Records from a dataset:
━━━

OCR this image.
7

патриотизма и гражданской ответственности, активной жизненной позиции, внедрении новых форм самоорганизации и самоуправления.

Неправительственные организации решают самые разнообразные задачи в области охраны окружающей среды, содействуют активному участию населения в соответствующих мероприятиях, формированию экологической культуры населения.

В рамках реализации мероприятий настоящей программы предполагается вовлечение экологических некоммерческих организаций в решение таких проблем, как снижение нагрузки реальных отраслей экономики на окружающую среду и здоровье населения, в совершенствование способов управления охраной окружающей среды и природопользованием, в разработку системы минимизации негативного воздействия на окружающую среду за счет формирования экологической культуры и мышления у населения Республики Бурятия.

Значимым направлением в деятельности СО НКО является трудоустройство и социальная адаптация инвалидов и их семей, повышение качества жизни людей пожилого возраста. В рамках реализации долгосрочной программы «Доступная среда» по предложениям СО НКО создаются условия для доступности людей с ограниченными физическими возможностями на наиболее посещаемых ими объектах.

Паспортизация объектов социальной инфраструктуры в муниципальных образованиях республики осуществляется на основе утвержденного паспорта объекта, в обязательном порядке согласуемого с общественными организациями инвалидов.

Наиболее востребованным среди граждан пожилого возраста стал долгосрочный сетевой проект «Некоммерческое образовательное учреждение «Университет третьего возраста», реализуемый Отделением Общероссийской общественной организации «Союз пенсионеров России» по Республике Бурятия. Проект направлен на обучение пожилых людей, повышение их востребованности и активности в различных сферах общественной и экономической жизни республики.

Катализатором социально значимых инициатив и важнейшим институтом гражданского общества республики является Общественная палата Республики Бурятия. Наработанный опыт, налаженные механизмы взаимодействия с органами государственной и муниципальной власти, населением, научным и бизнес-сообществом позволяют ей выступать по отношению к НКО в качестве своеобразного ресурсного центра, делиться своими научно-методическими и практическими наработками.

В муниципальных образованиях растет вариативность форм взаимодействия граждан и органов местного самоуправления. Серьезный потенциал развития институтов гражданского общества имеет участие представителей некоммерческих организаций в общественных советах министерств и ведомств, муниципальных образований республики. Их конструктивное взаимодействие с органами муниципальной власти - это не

━━━

**Set problem**
Every entry above should be retyped exactly as shown.

**Finished task**
OCR this image.
7

патриотизма и гражданской ответственности, активной жизненной позиции, внедрении новых форм самоорганизации и самоуправления.

Неправительственные организации решают самые разнообразные задачи в области охраны окружающей среды, содействуют активному участию населения в соответствующих мероприятиях, формированию экологической культуры населения.

В рамках реализации мероприятий настоящей программы предполагается вовлечение экологических некоммерческих организаций в решение таких проблем, как снижение нагрузки реальных отраслей экономики на окружающую среду и здоровье населения, в совершенствование способов управления охраной окружающей среды и природопользованием, в разработку системы минимизации негативного воздействия на окружающую среду за счет формирования экологической культуры и мышления у населения Республики Бурятия.

Значимым направлением в деятельности СО НКО является трудоустройство и социальная адаптация инвалидов и их семей, повышение качества жизни людей пожилого возраста. В рамках реализации долгосрочной программы «Доступная среда» по предложениям СО НКО создаются условия для доступности людей с ограниченными физическими возможностями на наиболее посещаемых ими объектах.

Паспортизация объектов социальной инфраструктуры в муниципальных образованиях республики осуществляется на основе утвержденного паспорта объекта, в обязательном порядке согласуемого с общественными организациями инвалидов.

Наиболее востребованным среди граждан пожилого возраста стал долгосрочный сетевой проект «Некоммерческое образовательное учреждение «Университет третьего возраста», реализуемый Отделением Общероссийской общественной организации «Союз пенсионеров России» по Республике Бурятия. Проект направлен на обучение пожилых людей, повышение их востребованности и активности в различных сферах общественной и экономической жизни республики.

Катализатором социально значимых инициатив и важнейшим институтом гражданского общества республики является Общественная палата Республики Бурятия. Наработанный опыт, налаженные механизмы взаимодействия с органами государственной и муниципальной власти, населением, научным и бизнес-сообществом позволяют ей выступать по отношению к НКО в качестве своеобразного ресурсного центра, делиться своими научно-методическими и практическими наработками.

В муниципальных образованиях растет вариативность форм взаимодействия граждан и органов местного самоуправления. Серьезный потенциал развития институтов гражданского общества имеет участие представителей некоммерческих организаций в общественных советах министерств и ведомств, муниципальных образований республики. Их конструктивное взаимодействие с органами муниципальной власти - это не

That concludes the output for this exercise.